GIVEN EXERCISE :: Could every line of the data be printed exactly as it reads?

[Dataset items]
>>>>

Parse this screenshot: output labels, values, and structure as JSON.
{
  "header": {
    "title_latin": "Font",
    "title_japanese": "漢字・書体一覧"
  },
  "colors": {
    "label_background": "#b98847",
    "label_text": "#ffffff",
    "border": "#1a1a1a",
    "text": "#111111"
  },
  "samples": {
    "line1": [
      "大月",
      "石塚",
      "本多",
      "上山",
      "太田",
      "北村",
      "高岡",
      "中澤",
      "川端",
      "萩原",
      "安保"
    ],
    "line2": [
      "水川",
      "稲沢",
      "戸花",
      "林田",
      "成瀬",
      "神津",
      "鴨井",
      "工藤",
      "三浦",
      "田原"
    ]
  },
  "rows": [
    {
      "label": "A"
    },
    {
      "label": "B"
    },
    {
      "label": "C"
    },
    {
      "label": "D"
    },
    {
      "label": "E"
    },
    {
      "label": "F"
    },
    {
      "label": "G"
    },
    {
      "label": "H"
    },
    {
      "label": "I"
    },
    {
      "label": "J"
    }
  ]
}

<<<<

SOLUTION ::
Parse this screenshot: output labels, values, and structure as JSON.
{
  "header": {
    "title_latin": "Font",
    "title_japanese": "漢字・書体一覧"
  },
  "colors": {
    "label_background": "#b98847",
    "label_text": "#ffffff",
    "border": "#1a1a1a",
    "text": "#111111"
  },
  "samples": {
    "line1": [
      "大月",
      "石塚",
      "本多",
      "上山",
      "太田",
      "北村",
      "高岡",
      "中澤",
      "川端",
      "萩原",
      "安保"
    ],
    "line2": [
      "水川",
      "稲沢",
      "戸花",
      "林田",
      "成瀬",
      "神津",
      "鴨井",
      "工藤",
      "三浦",
      "田原"
    ]
  },
  "rows": [
    {
      "label": "A"
    },
    {
      "label": "B"
    },
    {
      "label": "C"
    },
    {
      "label": "D"
    },
    {
      "label": "E"
    },
    {
      "label": "F"
    },
    {
      "label": "G"
    },
    {
      "label": "H"
    },
    {
      "label": "I"
    },
    {
      "label": "J"
    }
  ]
}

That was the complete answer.